--- Given information ---

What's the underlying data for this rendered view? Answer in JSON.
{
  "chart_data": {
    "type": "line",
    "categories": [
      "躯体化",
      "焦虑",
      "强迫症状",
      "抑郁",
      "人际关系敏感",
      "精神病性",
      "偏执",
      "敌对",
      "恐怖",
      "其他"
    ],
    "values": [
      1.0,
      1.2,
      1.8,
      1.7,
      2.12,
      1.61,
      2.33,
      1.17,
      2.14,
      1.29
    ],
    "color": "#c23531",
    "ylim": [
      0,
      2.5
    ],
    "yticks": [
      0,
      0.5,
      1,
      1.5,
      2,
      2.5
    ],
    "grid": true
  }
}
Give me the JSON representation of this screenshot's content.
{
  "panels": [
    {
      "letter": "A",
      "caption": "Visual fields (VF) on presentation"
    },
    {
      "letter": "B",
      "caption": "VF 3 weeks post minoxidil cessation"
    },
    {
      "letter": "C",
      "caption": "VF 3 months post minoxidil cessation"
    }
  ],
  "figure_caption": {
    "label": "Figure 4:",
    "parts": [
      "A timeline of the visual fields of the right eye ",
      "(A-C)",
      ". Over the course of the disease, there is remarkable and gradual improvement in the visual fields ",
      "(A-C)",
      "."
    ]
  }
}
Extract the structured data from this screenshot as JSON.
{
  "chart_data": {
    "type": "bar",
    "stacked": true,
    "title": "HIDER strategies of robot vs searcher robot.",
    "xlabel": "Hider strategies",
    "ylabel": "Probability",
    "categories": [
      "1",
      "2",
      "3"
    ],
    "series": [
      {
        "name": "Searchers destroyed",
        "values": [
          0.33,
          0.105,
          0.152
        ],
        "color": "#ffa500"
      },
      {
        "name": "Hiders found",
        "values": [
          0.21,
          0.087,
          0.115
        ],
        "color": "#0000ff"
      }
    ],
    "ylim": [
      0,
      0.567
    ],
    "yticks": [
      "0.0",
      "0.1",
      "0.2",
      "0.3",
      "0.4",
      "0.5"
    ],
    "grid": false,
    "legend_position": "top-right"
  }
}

---

## Aim of the exercise:
Gather all lines where the word "fields" appears.

## The completed task:
      "caption": "Visual fields (VF) on presentation"
      "A timeline of the visual fields of the right eye ",
      ". Over the course of the disease, there is remarkable and gradual improvement in the visual fields ",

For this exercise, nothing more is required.